Start of DATA PROVIDED
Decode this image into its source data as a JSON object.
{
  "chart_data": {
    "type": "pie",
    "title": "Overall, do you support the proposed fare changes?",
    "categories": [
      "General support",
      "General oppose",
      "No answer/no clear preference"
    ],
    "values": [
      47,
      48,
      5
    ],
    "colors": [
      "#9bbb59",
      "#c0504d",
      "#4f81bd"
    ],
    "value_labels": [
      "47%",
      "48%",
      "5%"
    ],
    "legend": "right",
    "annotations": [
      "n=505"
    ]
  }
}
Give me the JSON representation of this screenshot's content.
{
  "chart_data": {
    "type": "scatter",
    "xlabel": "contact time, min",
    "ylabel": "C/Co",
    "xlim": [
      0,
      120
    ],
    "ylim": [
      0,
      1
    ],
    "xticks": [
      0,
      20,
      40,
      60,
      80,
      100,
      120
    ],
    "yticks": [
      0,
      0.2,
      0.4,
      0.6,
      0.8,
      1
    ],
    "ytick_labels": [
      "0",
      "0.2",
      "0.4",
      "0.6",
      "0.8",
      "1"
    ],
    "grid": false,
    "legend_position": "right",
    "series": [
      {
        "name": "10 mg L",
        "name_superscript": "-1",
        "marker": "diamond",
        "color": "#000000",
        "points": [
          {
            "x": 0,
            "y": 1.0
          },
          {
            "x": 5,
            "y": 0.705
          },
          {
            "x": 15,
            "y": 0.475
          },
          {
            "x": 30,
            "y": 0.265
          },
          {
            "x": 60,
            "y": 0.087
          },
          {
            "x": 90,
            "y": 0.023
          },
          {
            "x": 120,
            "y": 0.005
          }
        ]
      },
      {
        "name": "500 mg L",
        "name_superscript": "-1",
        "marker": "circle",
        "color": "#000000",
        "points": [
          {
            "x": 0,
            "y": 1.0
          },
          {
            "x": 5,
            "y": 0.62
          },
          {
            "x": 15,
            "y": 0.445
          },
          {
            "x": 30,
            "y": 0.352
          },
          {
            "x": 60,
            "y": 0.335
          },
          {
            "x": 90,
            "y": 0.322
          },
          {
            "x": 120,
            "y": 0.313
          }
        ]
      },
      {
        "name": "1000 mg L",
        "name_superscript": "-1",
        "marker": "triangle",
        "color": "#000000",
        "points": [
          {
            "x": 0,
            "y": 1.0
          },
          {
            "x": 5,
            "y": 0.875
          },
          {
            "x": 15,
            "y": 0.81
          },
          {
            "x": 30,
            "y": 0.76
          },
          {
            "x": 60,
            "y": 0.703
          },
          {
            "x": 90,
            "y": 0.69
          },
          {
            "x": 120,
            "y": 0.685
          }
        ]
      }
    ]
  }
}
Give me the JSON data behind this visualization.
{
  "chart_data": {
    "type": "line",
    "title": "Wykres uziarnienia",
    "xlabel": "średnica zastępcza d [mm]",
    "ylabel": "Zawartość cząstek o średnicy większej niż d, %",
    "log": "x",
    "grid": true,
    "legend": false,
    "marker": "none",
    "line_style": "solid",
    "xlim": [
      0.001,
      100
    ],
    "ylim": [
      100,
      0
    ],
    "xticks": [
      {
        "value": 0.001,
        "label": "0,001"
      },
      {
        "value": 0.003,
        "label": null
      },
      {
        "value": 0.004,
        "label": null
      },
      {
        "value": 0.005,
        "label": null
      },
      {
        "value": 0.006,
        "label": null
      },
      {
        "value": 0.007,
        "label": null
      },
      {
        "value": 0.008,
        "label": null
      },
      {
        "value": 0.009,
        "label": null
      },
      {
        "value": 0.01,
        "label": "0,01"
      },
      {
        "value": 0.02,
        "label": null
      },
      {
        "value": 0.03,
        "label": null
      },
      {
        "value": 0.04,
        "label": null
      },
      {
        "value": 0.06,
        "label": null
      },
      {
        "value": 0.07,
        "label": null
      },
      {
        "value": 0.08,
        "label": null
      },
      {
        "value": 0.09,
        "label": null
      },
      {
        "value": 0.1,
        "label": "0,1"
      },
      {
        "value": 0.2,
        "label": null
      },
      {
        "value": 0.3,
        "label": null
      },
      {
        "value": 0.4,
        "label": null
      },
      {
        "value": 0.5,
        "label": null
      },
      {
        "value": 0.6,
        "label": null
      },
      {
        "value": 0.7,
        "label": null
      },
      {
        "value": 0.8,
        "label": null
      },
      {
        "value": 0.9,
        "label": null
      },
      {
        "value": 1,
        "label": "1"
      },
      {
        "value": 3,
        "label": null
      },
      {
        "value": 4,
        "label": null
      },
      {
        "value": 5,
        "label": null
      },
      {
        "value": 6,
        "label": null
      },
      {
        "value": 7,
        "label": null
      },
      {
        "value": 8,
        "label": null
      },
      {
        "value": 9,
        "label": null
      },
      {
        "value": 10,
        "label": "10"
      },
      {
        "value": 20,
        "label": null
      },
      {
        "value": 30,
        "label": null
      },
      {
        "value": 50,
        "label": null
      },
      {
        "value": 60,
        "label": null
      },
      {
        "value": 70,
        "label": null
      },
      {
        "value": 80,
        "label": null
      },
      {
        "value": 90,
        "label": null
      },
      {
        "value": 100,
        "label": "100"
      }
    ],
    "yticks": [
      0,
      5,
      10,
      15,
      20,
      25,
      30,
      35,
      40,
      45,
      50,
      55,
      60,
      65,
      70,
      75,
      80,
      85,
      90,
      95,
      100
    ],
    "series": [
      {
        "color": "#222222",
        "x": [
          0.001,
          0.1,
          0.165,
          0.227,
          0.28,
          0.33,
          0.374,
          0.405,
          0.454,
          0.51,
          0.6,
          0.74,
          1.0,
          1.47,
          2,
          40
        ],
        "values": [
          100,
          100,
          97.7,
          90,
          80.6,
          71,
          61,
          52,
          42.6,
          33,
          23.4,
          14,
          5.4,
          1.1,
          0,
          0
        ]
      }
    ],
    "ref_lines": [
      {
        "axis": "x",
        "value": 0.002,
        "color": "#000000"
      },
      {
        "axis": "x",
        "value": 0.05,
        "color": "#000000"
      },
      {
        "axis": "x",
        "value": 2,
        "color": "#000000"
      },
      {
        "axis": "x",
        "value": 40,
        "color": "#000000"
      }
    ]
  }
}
End of DATA PROVIDED
Return what is listed above, exactly and completely.

Decode this image into its source data as a JSON object.
{
  "chart_data": {
    "type": "pie",
    "title": "Overall, do you support the proposed fare changes?",
    "categories": [
      "General support",
      "General oppose",
      "No answer/no clear preference"
    ],
    "values": [
      47,
      48,
      5
    ],
    "colors": [
      "#9bbb59",
      "#c0504d",
      "#4f81bd"
    ],
    "value_labels": [
      "47%",
      "48%",
      "5%"
    ],
    "legend": "right",
    "annotations": [
      "n=505"
    ]
  }
}
Give me the JSON representation of this screenshot's content.
{
  "chart_data": {
    "type": "scatter",
    "xlabel": "contact time, min",
    "ylabel": "C/Co",
    "xlim": [
      0,
      120
    ],
    "ylim": [
      0,
      1
    ],
    "xticks": [
      0,
      20,
      40,
      60,
      80,
      100,
      120
    ],
    "yticks": [
      0,
      0.2,
      0.4,
      0.6,
      0.8,
      1
    ],
    "ytick_labels": [
      "0",
      "0.2",
      "0.4",
      "0.6",
      "0.8",
      "1"
    ],
    "grid": false,
    "legend_position": "right",
    "series": [
      {
        "name": "10 mg L",
        "name_superscript": "-1",
        "marker": "diamond",
        "color": "#000000",
        "points": [
          {
            "x": 0,
            "y": 1.0
          },
          {
            "x": 5,
            "y": 0.705
          },
          {
            "x": 15,
            "y": 0.475
          },
          {
            "x": 30,
            "y": 0.265
          },
          {
            "x": 60,
            "y": 0.087
          },
          {
            "x": 90,
            "y": 0.023
          },
          {
            "x": 120,
            "y": 0.005
          }
        ]
      },
      {
        "name": "500 mg L",
        "name_superscript": "-1",
        "marker": "circle",
        "color": "#000000",
        "points": [
          {
            "x": 0,
            "y": 1.0
          },
          {
            "x": 5,
            "y": 0.62
          },
          {
            "x": 15,
            "y": 0.445
          },
          {
            "x": 30,
            "y": 0.352
          },
          {
            "x": 60,
            "y": 0.335
          },
          {
            "x": 90,
            "y": 0.322
          },
          {
            "x": 120,
            "y": 0.313
          }
        ]
      },
      {
        "name": "1000 mg L",
        "name_superscript": "-1",
        "marker": "triangle",
        "color": "#000000",
        "points": [
          {
            "x": 0,
            "y": 1.0
          },
          {
            "x": 5,
            "y": 0.875
          },
          {
            "x": 15,
            "y": 0.81
          },
          {
            "x": 30,
            "y": 0.76
          },
          {
            "x": 60,
            "y": 0.703
          },
          {
            "x": 90,
            "y": 0.69
          },
          {
            "x": 120,
            "y": 0.685
          }
        ]
      }
    ]
  }
}
Give me the JSON data behind this visualization.
{
  "chart_data": {
    "type": "line",
    "title": "Wykres uziarnienia",
    "xlabel": "średnica zastępcza d [mm]",
    "ylabel": "Zawartość cząstek o średnicy większej niż d, %",
    "log": "x",
    "grid": true,
    "legend": false,
    "marker": "none",
    "line_style": "solid",
    "xlim": [
      0.001,
      100
    ],
    "ylim": [
      100,
      0
    ],
    "xticks": [
      {
        "value": 0.001,
        "label": "0,001"
      },
      {
        "value": 0.003,
        "label": null
      },
      {
        "value": 0.004,
        "label": null
      },
      {
        "value": 0.005,
        "label": null
      },
      {
        "value": 0.006,
        "label": null
      },
      {
        "value": 0.007,
        "label": null
      },
      {
        "value": 0.008,
        "label": null
      },
      {
        "value": 0.009,
        "label": null
      },
      {
        "value": 0.01,
        "label": "0,01"
      },
      {
        "value": 0.02,
        "label": null
      },
      {
        "value": 0.03,
        "label": null
      },
      {
        "value": 0.04,
        "label": null
      },
      {
        "value": 0.06,
        "label": null
      },
      {
        "value": 0.07,
        "label": null
      },
      {
        "value": 0.08,
        "label": null
      },
      {
        "value": 0.09,
        "label": null
      },
      {
        "value": 0.1,
        "label": "0,1"
      },
      {
        "value": 0.2,
        "label": null
      },
      {
        "value": 0.3,
        "label": null
      },
      {
        "value": 0.4,
        "label": null
      },
      {
        "value": 0.5,
        "label": null
      },
      {
        "value": 0.6,
        "label": null
      },
      {
        "value": 0.7,
        "label": null
      },
      {
        "value": 0.8,
        "label": null
      },
      {
        "value": 0.9,
        "label": null
      },
      {
        "value": 1,
        "label": "1"
      },
      {
        "value": 3,
        "label": null
      },
      {
        "value": 4,
        "label": null
      },
      {
        "value": 5,
        "label": null
      },
      {
        "value": 6,
        "label": null
      },
      {
        "value": 7,
        "label": null
      },
      {
        "value": 8,
        "label": null
      },
      {
        "value": 9,
        "label": null
      },
      {
        "value": 10,
        "label": "10"
      },
      {
        "value": 20,
        "label": null
      },
      {
        "value": 30,
        "label": null
      },
      {
        "value": 50,
        "label": null
      },
      {
        "value": 60,
        "label": null
      },
      {
        "value": 70,
        "label": null
      },
      {
        "value": 80,
        "label": null
      },
      {
        "value": 90,
        "label": null
      },
      {
        "value": 100,
        "label": "100"
      }
    ],
    "yticks": [
      0,
      5,
      10,
      15,
      20,
      25,
      30,
      35,
      40,
      45,
      50,
      55,
      60,
      65,
      70,
      75,
      80,
      85,
      90,
      95,
      100
    ],
    "series": [
      {
        "color": "#222222",
        "x": [
          0.001,
          0.1,
          0.165,
          0.227,
          0.28,
          0.33,
          0.374,
          0.405,
          0.454,
          0.51,
          0.6,
          0.74,
          1.0,
          1.47,
          2,
          40
        ],
        "values": [
          100,
          100,
          97.7,
          90,
          80.6,
          71,
          61,
          52,
          42.6,
          33,
          23.4,
          14,
          5.4,
          1.1,
          0,
          0
        ]
      }
    ],
    "ref_lines": [
      {
        "axis": "x",
        "value": 0.002,
        "color": "#000000"
      },
      {
        "axis": "x",
        "value": 0.05,
        "color": "#000000"
      },
      {
        "axis": "x",
        "value": 2,
        "color": "#000000"
      },
      {
        "axis": "x",
        "value": 40,
        "color": "#000000"
      }
    ]
  }
}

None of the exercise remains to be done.